§ **Objective**
Count the lines in the items below that contain the string "tree". Reply with the number alone.

──────────────────────────────

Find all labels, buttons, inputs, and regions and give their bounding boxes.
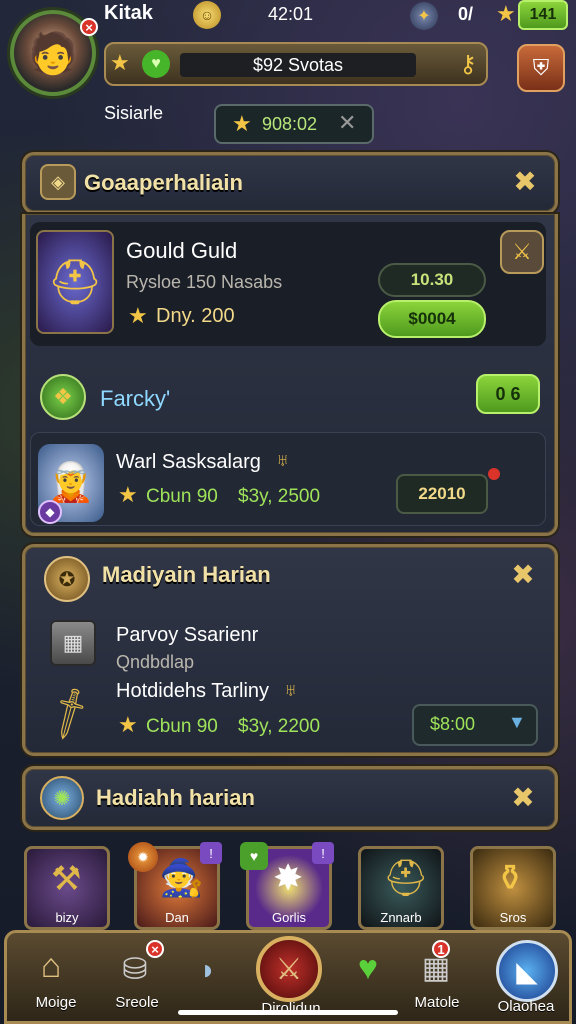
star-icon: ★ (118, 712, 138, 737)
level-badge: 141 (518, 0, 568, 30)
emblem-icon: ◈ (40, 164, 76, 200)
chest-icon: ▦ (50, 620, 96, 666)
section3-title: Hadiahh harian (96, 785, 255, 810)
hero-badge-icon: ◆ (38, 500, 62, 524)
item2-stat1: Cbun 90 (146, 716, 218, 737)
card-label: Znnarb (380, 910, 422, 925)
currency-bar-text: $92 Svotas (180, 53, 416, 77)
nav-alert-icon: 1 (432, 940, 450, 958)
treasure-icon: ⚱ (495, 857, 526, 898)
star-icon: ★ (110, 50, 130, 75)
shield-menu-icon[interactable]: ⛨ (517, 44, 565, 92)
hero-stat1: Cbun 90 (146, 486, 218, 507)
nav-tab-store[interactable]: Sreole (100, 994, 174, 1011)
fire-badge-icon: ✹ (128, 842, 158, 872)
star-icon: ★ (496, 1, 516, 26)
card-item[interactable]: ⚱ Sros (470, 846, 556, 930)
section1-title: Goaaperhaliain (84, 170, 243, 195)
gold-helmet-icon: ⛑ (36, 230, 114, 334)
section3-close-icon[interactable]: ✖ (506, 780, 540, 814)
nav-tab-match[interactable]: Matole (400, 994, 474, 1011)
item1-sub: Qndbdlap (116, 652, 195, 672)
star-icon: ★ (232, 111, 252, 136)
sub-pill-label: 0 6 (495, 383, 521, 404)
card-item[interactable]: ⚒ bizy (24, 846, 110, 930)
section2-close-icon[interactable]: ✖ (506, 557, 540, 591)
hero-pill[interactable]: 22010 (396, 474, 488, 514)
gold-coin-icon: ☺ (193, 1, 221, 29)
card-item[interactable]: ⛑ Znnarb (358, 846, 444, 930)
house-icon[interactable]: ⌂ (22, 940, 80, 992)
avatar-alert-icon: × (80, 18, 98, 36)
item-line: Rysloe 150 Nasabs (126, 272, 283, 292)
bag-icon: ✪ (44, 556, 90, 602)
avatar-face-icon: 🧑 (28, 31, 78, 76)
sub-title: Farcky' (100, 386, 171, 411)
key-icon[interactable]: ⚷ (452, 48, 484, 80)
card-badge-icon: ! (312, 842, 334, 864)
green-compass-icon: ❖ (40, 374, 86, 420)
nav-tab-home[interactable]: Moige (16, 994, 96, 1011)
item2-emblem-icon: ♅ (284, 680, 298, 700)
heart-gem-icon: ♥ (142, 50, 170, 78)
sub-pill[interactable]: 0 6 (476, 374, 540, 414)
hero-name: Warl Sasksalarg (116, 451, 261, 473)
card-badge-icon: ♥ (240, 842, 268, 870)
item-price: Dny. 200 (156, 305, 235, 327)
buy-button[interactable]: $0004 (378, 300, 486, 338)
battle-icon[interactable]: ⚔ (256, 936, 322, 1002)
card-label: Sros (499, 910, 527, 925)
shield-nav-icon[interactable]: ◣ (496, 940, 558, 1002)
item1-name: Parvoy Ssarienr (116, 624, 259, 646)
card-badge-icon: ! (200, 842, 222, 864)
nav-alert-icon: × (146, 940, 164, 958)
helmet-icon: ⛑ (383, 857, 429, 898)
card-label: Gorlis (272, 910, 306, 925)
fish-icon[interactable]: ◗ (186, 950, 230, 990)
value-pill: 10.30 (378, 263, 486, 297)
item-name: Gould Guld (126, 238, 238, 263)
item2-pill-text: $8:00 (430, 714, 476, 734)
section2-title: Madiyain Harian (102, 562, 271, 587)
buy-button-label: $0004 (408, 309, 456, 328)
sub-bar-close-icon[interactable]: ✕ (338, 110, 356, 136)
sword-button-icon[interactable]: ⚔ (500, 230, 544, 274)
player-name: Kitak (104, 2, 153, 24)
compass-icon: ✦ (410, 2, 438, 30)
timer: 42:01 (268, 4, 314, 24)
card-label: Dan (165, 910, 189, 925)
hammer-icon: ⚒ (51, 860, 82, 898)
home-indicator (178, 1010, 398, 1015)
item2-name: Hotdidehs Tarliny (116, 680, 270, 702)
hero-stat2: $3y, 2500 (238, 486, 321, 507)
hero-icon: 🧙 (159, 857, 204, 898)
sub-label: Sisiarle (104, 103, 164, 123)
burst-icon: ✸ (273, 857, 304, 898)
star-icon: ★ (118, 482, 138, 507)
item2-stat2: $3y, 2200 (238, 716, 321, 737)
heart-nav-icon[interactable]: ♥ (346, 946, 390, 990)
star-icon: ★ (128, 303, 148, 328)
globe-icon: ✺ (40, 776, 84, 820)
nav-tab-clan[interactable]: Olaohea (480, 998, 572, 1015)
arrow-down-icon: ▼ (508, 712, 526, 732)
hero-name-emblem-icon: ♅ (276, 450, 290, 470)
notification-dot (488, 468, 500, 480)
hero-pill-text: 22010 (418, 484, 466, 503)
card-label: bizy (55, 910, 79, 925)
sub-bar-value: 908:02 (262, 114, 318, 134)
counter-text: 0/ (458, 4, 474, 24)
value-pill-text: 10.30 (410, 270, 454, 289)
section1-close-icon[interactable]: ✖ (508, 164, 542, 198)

──────────────────────────────

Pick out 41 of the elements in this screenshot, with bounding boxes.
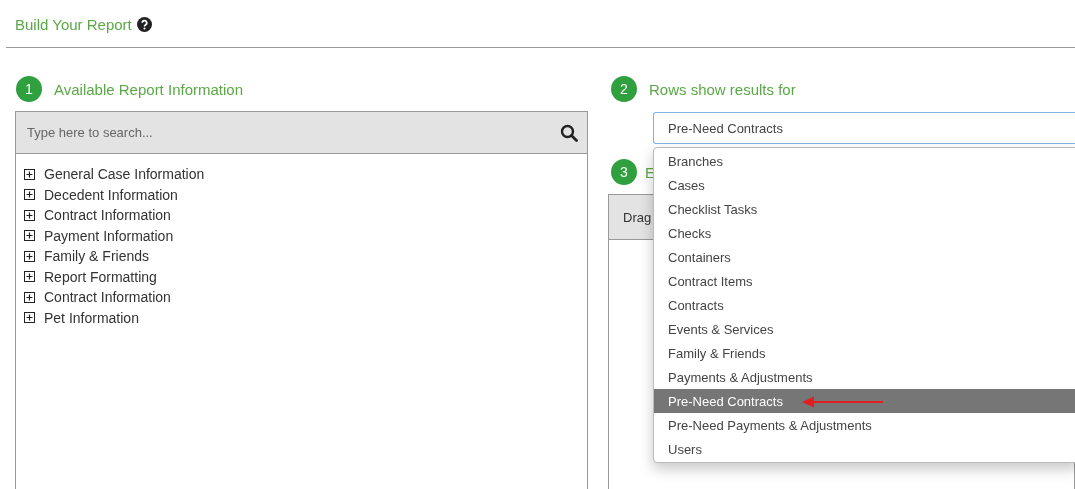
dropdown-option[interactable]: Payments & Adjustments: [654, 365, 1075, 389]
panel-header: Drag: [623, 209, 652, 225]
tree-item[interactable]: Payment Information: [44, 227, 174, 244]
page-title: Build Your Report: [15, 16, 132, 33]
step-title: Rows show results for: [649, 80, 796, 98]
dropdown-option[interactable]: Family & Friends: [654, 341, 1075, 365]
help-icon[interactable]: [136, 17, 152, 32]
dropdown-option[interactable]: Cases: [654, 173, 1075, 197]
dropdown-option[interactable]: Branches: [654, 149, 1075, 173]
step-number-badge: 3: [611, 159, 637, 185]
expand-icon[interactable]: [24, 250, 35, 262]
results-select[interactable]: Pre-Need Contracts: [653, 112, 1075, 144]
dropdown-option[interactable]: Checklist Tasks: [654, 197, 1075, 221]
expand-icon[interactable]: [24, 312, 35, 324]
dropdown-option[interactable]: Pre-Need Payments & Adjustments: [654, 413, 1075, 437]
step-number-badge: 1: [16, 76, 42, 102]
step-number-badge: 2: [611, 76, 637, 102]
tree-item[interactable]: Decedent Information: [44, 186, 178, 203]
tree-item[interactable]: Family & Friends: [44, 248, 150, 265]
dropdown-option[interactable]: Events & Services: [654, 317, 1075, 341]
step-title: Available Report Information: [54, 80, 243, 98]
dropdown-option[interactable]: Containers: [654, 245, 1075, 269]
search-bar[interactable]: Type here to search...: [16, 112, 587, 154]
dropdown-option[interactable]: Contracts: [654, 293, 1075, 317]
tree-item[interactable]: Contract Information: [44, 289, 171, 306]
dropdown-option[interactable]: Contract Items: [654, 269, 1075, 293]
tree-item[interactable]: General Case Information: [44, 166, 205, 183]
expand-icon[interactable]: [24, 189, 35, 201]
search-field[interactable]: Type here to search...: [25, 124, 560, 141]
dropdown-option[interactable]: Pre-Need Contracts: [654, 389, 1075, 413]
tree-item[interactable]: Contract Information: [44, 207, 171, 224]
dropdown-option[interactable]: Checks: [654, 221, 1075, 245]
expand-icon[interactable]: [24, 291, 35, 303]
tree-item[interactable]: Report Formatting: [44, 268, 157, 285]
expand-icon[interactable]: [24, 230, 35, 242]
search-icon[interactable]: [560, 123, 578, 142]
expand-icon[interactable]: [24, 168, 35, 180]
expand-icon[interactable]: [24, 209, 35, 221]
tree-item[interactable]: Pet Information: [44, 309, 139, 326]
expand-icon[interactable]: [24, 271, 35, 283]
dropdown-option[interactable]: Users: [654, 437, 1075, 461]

──────────────────────────────

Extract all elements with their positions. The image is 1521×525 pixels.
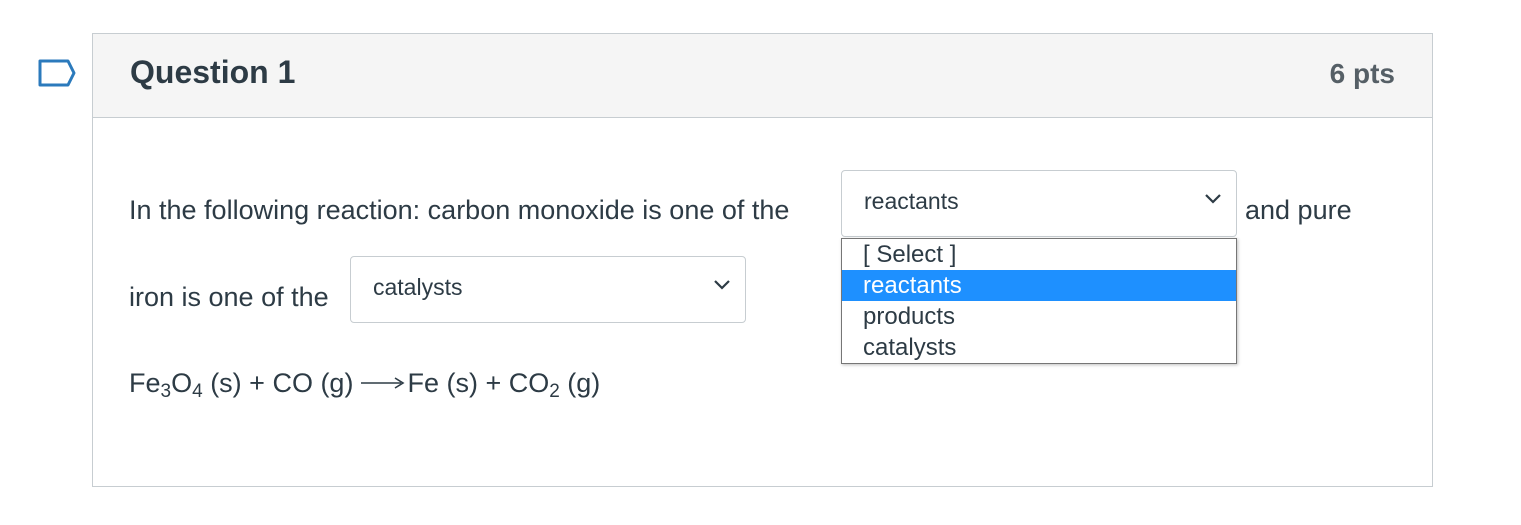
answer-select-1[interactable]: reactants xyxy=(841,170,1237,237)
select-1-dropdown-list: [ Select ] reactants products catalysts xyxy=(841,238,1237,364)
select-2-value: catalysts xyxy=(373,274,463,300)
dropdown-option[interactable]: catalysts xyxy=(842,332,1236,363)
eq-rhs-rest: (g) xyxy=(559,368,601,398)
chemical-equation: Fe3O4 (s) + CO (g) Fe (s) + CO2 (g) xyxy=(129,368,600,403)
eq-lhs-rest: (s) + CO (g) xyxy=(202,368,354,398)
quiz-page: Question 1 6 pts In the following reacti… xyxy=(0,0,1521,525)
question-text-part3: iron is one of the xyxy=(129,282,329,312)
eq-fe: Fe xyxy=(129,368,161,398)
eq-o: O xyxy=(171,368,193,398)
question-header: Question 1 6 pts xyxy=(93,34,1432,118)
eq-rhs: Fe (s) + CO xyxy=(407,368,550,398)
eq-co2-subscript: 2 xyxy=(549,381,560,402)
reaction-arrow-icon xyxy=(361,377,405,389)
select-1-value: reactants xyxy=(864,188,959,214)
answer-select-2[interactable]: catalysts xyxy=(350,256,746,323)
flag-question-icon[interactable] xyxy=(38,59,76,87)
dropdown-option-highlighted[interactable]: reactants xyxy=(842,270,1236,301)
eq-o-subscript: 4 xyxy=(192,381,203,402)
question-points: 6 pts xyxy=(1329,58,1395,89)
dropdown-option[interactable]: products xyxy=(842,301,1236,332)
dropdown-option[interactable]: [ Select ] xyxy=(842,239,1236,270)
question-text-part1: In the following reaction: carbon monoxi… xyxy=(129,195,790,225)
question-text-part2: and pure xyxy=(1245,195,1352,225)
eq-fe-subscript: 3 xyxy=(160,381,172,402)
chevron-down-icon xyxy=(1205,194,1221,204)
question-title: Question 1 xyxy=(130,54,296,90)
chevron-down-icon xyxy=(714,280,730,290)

──────────────────────────────

§ **Exercise output**
8